Exercise brief: Locate each line holding the string "Users" and copy it.

(Source data)
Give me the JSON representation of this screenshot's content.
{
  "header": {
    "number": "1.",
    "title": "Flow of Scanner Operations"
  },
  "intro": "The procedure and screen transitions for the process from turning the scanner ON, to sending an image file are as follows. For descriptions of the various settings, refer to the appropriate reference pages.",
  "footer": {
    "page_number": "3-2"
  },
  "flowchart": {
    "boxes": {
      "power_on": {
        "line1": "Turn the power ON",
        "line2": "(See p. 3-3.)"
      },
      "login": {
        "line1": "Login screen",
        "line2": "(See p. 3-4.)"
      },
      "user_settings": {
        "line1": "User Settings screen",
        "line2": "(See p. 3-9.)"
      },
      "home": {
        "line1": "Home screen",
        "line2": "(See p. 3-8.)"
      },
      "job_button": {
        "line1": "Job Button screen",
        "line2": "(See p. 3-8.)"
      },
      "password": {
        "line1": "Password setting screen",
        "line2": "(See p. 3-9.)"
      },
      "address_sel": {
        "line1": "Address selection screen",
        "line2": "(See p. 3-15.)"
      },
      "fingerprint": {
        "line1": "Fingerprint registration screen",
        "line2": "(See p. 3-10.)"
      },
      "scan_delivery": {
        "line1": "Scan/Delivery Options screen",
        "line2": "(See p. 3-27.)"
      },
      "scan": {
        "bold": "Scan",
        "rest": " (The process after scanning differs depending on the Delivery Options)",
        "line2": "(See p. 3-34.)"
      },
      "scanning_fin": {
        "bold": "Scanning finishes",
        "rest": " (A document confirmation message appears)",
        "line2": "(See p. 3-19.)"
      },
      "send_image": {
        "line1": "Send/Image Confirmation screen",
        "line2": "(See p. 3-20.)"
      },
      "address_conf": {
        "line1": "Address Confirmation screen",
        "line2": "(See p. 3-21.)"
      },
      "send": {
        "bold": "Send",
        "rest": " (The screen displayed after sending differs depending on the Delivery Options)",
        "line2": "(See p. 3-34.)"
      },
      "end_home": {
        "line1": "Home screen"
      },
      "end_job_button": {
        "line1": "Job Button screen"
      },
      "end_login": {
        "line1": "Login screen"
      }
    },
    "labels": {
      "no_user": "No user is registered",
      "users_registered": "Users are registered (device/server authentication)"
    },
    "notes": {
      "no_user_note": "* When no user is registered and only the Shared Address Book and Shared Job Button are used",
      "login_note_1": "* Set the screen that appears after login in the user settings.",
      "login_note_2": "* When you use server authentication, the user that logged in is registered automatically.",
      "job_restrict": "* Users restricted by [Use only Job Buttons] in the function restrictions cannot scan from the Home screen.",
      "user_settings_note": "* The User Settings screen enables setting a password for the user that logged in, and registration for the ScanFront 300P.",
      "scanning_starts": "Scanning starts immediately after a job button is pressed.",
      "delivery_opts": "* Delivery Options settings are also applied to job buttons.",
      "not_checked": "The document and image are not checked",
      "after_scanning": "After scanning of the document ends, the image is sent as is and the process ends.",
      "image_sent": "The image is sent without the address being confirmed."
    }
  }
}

Right answer:
      "users_registered": "Users are registered (device/server authentication)"
      "job_restrict": "* Users restricted by [Use only Job Buttons] in the function restrictions cannot scan from the Home screen.",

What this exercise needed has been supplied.